Task to complete:
Copy the data word for word, keeping every line.

Excerpted records:
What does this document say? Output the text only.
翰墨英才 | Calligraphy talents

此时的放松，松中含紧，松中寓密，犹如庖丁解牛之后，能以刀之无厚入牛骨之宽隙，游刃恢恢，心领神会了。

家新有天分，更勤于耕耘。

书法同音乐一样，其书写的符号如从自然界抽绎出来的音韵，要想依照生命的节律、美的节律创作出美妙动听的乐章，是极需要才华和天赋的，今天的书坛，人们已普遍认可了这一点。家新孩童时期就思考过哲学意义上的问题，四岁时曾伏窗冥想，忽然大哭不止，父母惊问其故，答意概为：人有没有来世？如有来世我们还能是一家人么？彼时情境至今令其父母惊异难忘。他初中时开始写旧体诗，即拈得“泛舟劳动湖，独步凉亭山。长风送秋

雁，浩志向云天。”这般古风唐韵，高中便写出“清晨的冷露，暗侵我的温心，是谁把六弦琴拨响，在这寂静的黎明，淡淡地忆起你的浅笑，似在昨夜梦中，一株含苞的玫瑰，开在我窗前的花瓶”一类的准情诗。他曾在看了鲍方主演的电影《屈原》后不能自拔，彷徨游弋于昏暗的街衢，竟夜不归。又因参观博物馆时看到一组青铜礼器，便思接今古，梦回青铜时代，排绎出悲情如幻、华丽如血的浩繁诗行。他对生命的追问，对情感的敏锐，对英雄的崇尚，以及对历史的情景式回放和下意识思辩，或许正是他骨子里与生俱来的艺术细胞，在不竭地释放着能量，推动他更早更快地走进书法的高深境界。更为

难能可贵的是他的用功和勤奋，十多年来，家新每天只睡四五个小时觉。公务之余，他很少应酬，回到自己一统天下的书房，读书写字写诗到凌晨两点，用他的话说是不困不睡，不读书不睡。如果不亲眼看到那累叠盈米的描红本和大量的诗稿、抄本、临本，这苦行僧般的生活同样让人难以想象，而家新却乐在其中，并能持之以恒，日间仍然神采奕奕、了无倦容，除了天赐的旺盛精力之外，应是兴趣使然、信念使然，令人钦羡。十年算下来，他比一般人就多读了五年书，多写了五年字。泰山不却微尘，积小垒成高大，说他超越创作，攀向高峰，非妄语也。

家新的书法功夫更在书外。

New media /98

Exercise output:
What does this document say? Output the text only.
翰墨英才 | Calligraphy talents

此时的放松，松中含紧，松中寓密，犹如庖丁解牛之后，能以刀之无厚入牛骨之宽隙，游刃恢恢，心领神会了。

家新有天分，更勤于耕耘。

书法同音乐一样，其书写的符号如从自然界抽绎出来的音韵，要想依照生命的节律、美的节律创作出美妙动听的乐章，是极需要才华和天赋的，今天的书坛，人们已普遍认可了这一点。家新孩童时期就思考过哲学意义上的问题，四岁时曾伏窗冥想，忽然大哭不止，父母惊问其故，答意概为：人有没有来世？如有来世我们还能是一家人么？彼时情境至今令其父母惊异难忘。他初中时开始写旧体诗，即拈得“泛舟劳动湖，独步凉亭山。长风送秋

雁，浩志向云天。”这般古风唐韵，高中便写出“清晨的冷露，暗侵我的温心，是谁把六弦琴拨响，在这寂静的黎明，淡淡地忆起你的浅笑，似在昨夜梦中，一株含苞的玫瑰，开在我窗前的花瓶”一类的准情诗。他曾在看了鲍方主演的电影《屈原》后不能自拔，彷徨游弋于昏暗的街衢，竟夜不归。又因参观博物馆时看到一组青铜礼器，便思接今古，梦回青铜时代，排绎出悲情如幻、华丽如血的浩繁诗行。他对生命的追问，对情感的敏锐，对英雄的崇尚，以及对历史的情景式回放和下意识思辩，或许正是他骨子里与生俱来的艺术细胞，在不竭地释放着能量，推动他更早更快地走进书法的高深境界。更为

难能可贵的是他的用功和勤奋，十多年来，家新每天只睡四五个小时觉。公务之余，他很少应酬，回到自己一统天下的书房，读书写字写诗到凌晨两点，用他的话说是不困不睡，不读书不睡。如果不亲眼看到那累叠盈米的描红本和大量的诗稿、抄本、临本，这苦行僧般的生活同样让人难以想象，而家新却乐在其中，并能持之以恒，日间仍然神采奕奕、了无倦容，除了天赐的旺盛精力之外，应是兴趣使然、信念使然，令人钦羡。十年算下来，他比一般人就多读了五年书，多写了五年字。泰山不却微尘，积小垒成高大，说他超越创作，攀向高峰，非妄语也。

家新的书法功夫更在书外。

New media /98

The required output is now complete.